____ Provided records
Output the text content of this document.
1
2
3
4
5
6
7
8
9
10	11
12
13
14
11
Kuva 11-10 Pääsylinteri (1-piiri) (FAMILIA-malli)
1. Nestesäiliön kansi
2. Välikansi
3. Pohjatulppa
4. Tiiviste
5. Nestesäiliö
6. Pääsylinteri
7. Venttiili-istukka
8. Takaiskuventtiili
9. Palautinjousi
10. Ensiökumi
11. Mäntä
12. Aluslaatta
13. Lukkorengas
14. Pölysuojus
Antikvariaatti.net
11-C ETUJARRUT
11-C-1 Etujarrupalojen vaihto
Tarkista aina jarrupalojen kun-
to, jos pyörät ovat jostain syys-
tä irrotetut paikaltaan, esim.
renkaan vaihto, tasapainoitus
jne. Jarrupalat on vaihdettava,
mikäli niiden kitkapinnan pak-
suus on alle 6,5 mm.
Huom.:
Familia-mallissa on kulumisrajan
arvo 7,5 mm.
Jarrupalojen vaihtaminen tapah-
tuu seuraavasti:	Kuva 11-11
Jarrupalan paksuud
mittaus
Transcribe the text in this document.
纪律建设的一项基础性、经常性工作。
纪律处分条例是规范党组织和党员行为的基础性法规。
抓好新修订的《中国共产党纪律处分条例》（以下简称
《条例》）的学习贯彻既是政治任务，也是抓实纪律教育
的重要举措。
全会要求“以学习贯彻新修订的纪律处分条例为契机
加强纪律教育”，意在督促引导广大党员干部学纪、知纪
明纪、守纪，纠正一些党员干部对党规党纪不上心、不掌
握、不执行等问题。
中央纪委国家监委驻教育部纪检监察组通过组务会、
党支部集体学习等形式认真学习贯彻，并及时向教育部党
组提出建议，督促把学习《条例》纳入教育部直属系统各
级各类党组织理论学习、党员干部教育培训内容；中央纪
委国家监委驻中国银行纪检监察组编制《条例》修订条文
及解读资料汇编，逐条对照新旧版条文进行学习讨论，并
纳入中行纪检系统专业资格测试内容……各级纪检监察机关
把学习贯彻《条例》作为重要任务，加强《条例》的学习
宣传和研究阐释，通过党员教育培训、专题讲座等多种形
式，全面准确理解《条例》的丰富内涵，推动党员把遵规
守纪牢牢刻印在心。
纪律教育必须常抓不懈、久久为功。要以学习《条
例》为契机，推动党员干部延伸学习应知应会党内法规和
________
* Problem
Copy out every line that includes the word "document".

* Completed exercise
Output the text content of this document.
Transcribe the text in this document.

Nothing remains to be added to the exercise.